++++ INPUT FOR THIS TASK
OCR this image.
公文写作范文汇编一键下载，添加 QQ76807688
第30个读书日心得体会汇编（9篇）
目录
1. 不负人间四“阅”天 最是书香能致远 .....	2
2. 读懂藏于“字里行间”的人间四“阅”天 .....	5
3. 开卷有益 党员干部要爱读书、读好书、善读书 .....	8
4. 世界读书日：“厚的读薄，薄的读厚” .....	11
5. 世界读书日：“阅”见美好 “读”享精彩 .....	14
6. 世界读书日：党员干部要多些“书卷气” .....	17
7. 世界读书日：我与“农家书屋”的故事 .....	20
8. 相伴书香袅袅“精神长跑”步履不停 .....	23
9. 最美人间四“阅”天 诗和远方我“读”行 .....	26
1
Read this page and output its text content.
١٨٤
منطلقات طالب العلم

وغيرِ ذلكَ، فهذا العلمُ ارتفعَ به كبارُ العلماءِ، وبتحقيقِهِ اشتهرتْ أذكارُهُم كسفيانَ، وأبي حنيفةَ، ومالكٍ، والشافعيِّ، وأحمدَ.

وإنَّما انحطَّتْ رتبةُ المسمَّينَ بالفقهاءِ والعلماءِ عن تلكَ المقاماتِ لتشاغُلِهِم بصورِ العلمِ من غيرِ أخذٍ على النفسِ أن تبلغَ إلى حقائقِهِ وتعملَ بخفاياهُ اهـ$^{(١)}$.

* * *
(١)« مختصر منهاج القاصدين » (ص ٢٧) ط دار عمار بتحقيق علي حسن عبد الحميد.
++++++++
» **PROBLEM REQUIREMENTS**: Look over the listing. Pull out every line with the string "世界读书日" in it.

» **REPLY TO THE EXERCISE**:
4. 世界读书日：“厚的读薄，薄的读厚” .....	11
5. 世界读书日：“阅”见美好 “读”享精彩 .....	14
6. 世界读书日：党员干部要多些“书卷气” .....	17
7. 世界读书日：我与“农家书屋”的故事 .....	20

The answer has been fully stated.